(Extracted data entries)
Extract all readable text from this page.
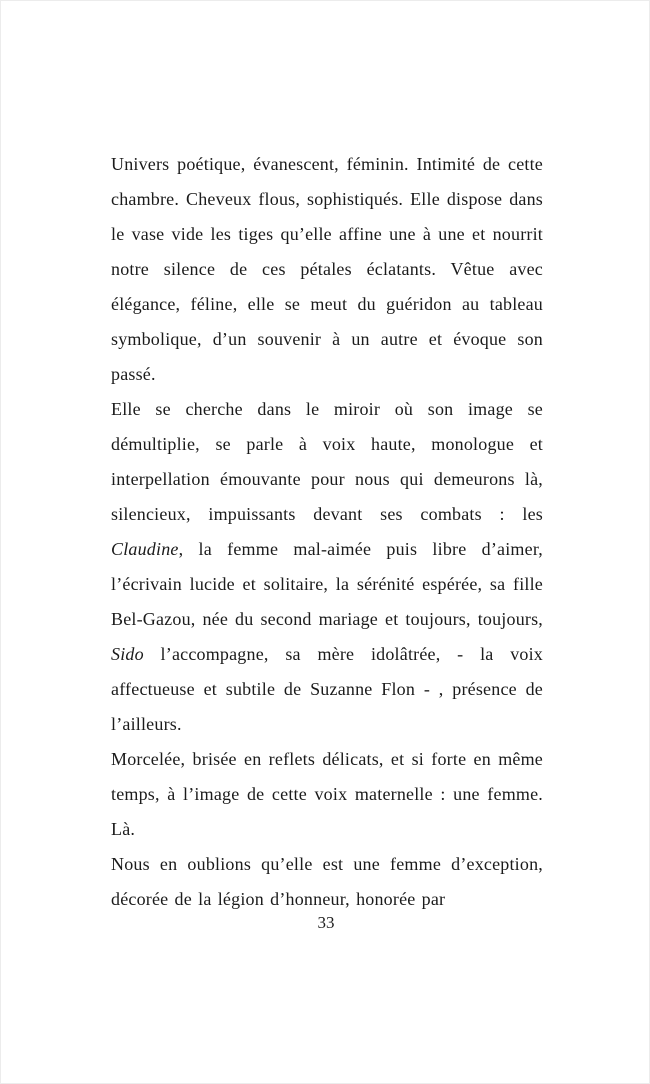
Univers poétique, évanescent, féminin. Intimité de cette chambre. Cheveux flous, sophistiqués. Elle dispose dans le vase vide les tiges qu’elle affine une à une et nourrit notre silence de ces pétales éclatants. Vêtue avec élégance, féline, elle se meut du guéridon au tableau symbolique, d’un souvenir à un autre et évoque son passé.

Elle se cherche dans le miroir où son image se démultiplie, se parle à voix haute, monologue et interpellation émouvante pour nous qui demeurons là, silencieux, impuissants devant ses combats : les Claudine, la femme mal-aimée puis libre d’aimer, l’écrivain lucide et solitaire, la sérénité espérée, sa fille Bel-Gazou, née du second mariage et toujours, toujours, Sido l’accompagne, sa mère idolâtrée, - la voix affectueuse et subtile de Suzanne Flon - , présence de l’ailleurs.

Morcelée, brisée en reflets délicats, et si forte en même temps, à l’image de cette voix maternelle : une femme. Là.

Nous en oublions qu’elle est une femme d’exception, décorée de la légion d’honneur, honorée par

33
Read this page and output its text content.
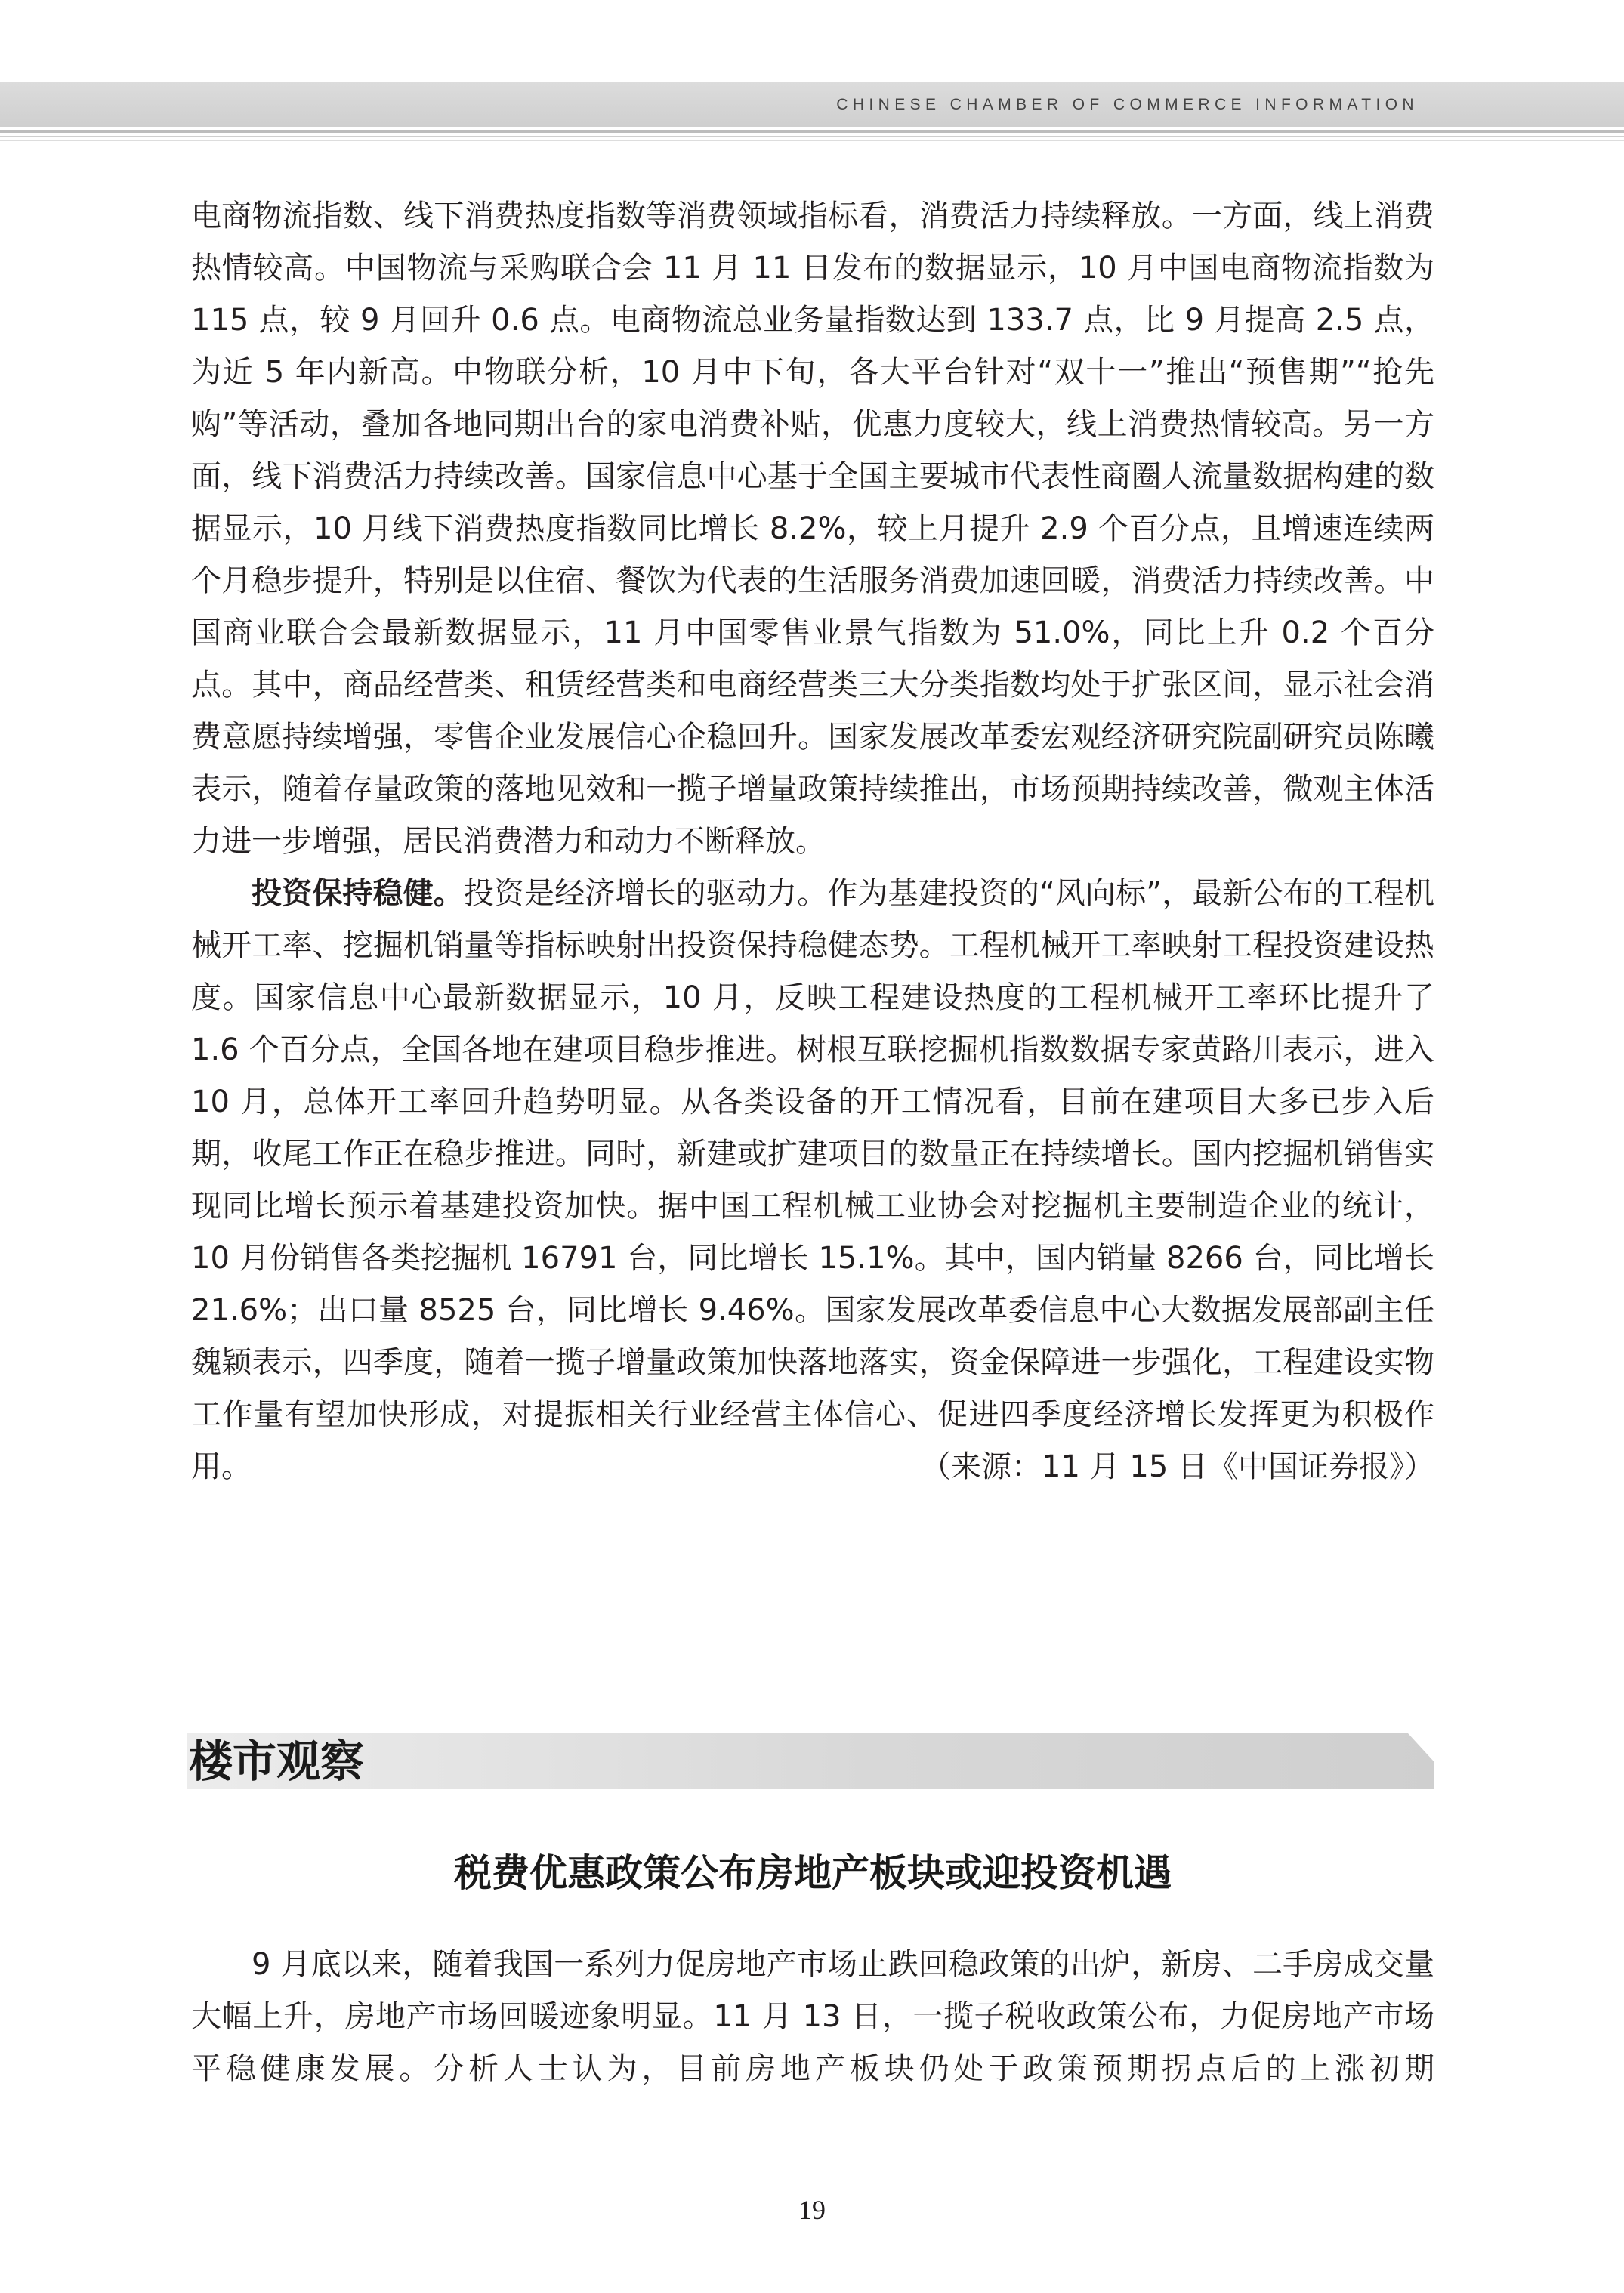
CHINESE CHAMBER OF COMMERCE INFORMATION

电商物流指数、线下消费热度指数等消费领域指标看，消费活力持续释放。一方面，线上消费热情较高。中国物流与采购联合会 11 月 11 日发布的数据显示，10 月中国电商物流指数为 115 点，较 9 月回升 0.6 点。电商物流总业务量指数达到 133.7 点，比 9 月提高 2.5 点，为近 5 年内新高。中物联分析，10 月中下旬，各大平台针对“双十一”推出“预售期”“抢先购”等活动，叠加各地同期出台的家电消费补贴，优惠力度较大，线上消费热情较高。另一方面，线下消费活力持续改善。国家信息中心基于全国主要城市代表性商圈人流量数据构建的数据显示，10 月线下消费热度指数同比增长 8.2%，较上月提升 2.9 个百分点，且增速连续两个月稳步提升，特别是以住宿、餐饮为代表的生活服务消费加速回暖，消费活力持续改善。中国商业联合会最新数据显示，11 月中国零售业景气指数为 51.0%，同比上升 0.2 个百分点。其中，商品经营类、租赁经营类和电商经营类三大分类指数均处于扩张区间，显示社会消费意愿持续增强，零售企业发展信心企稳回升。国家发展改革委宏观经济研究院副研究员陈曦表示，随着存量政策的落地见效和一揽子增量政策持续推出，市场预期持续改善，微观主体活力进一步增强，居民消费潜力和动力不断释放。

投资保持稳健。投资是经济增长的驱动力。作为基建投资的“风向标”，最新公布的工程机械开工率、挖掘机销量等指标映射出投资保持稳健态势。工程机械开工率映射工程投资建设热度。国家信息中心最新数据显示，10 月，反映工程建设热度的工程机械开工率环比提升了 1.6 个百分点，全国各地在建项目稳步推进。树根互联挖掘机指数数据专家黄路川表示，进入 10 月，总体开工率回升趋势明显。从各类设备的开工情况看，目前在建项目大多已步入后期，收尾工作正在稳步推进。同时，新建或扩建项目的数量正在持续增长。国内挖掘机销售实现同比增长预示着基建投资加快。据中国工程机械工业协会对挖掘机主要制造企业的统计，10 月份销售各类挖掘机 16791 台，同比增长 15.1%。其中，国内销量 8266 台，同比增长 21.6%；出口量 8525 台，同比增长 9.46%。国家发展改革委信息中心大数据发展部副主任魏颖表示，四季度，随着一揽子增量政策加快落地落实，资金保障进一步强化，工程建设实物工作量有望加快形成，对提振相关行业经营主体信心、促进四季度经济增长发挥更为积极作用。	（来源：11 月 15 日《中国证券报》）

楼市观察
税费优惠政策公布房地产板块或迎投资机遇

9 月底以来，随着我国一系列力促房地产市场止跌回稳政策的出炉，新房、二手房成交量大幅上升，房地产市场回暖迹象明显。11 月 13 日，一揽子税收政策公布，力促房地产市场平稳健康发展。分析人士认为，目前房地产板块仍处于政策预期拐点后的上涨初期

19
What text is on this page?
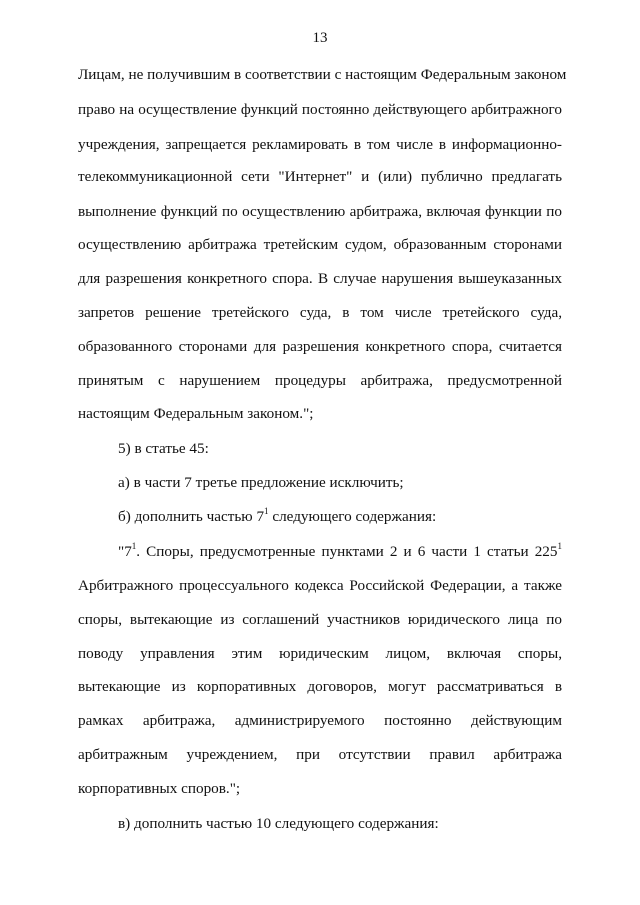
13
Лицам, не получившим в соответствии с настоящим Федеральным законом
право на осуществление функций постоянно действующего арбитражного
учреждения, запрещается рекламировать в том числе в информационно-
телекоммуникационной сети "Интернет" и (или) публично предлагать
выполнение функций по осуществлению арбитража, включая функции по
осуществлению арбитража третейским судом, образованным сторонами
для разрешения конкретного спора. В случае нарушения вышеуказанных
запретов решение третейского суда, в том числе третейского суда,
образованного сторонами для разрешения конкретного спора, считается
принятым с нарушением процедуры арбитража, предусмотренной
настоящим Федеральным законом.";
5) в статье 45:
а) в части 7 третье предложение исключить;
б) дополнить частью $7^1$ следующего содержания:
"$7^1$. Споры, предусмотренные пунктами 2 и 6 части 1 статьи $225^1$
Арбитражного процессуального кодекса Российской Федерации, а также
споры, вытекающие из соглашений участников юридического лица по
поводу управления этим юридическим лицом, включая споры,
вытекающие из корпоративных договоров, могут рассматриваться в
рамках арбитража, администрируемого постоянно действующим
арбитражным учреждением, при отсутствии правил арбитража
корпоративных споров.";
в) дополнить частью 10 следующего содержания:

• Stated task
Scan the material above. Return every line containing the string "text".

• Exercise result
Extract all readable text from this page.
Read this page and output its text content.
What text is on this page?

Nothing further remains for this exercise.